• **Do this**
Keep every line where the word "tips" appears; drop the rest.

[Extracted records]
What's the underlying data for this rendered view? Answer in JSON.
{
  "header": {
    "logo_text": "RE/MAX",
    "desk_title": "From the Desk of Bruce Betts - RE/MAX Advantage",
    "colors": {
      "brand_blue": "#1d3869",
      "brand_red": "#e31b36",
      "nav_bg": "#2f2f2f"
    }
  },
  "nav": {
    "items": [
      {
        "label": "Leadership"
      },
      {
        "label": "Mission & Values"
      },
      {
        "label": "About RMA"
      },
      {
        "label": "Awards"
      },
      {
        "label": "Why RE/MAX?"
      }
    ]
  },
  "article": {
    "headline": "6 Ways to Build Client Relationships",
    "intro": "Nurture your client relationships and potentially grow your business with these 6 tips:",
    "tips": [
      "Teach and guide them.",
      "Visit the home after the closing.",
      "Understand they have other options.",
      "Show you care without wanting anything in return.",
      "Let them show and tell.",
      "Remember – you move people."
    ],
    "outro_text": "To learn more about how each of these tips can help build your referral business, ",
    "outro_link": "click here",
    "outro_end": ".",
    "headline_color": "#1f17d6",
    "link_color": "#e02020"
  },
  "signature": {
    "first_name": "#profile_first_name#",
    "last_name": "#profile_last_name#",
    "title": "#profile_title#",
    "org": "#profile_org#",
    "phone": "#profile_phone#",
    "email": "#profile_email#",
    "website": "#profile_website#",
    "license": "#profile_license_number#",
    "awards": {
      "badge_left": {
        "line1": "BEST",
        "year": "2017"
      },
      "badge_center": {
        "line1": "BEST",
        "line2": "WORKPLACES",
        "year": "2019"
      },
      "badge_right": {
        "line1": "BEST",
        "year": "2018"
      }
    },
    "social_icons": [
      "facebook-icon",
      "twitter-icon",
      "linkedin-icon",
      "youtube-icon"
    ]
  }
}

• **Final result**
    "intro": "Nurture your client relationships and potentially grow your business with these 6 tips:",
    "tips": [
    "outro_text": "To learn more about how each of these tips can help build your referral business, ",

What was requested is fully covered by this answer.